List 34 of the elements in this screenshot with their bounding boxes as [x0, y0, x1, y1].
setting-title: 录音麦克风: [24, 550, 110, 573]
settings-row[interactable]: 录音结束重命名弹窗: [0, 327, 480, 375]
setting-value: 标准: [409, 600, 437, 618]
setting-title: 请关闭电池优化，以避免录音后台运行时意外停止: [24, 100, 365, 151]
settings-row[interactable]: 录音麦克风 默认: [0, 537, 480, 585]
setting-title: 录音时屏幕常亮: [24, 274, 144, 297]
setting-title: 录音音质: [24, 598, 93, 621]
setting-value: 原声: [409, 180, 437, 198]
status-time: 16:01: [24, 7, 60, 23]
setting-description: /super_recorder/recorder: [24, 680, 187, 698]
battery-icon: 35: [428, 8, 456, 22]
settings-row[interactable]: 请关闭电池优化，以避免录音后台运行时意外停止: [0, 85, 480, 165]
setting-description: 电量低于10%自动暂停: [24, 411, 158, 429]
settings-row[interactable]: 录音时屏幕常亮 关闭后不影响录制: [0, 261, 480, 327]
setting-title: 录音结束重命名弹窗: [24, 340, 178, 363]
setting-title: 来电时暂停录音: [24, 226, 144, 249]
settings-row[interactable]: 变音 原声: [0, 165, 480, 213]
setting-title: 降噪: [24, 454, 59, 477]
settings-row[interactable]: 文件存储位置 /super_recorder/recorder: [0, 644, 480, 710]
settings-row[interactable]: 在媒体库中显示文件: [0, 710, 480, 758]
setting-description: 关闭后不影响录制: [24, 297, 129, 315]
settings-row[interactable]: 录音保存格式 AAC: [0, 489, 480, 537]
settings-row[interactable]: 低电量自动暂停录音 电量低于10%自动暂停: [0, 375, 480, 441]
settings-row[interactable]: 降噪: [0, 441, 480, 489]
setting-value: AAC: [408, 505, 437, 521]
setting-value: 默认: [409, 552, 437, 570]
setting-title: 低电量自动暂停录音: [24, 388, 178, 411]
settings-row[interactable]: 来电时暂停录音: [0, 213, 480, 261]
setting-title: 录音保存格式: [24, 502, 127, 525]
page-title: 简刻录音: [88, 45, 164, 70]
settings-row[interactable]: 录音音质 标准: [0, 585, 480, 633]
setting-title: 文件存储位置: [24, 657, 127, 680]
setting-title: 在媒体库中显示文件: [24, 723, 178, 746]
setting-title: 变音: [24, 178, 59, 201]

:::::

Pick out every line of the records that contains the string "value", matching case exactly, and copy each one.

▸ **EXPECTED ANSWER**:
setting-value: 标准: [409, 600, 437, 618]
setting-value: 原声: [409, 180, 437, 198]
setting-value: AAC: [408, 505, 437, 521]
setting-value: 默认: [409, 552, 437, 570]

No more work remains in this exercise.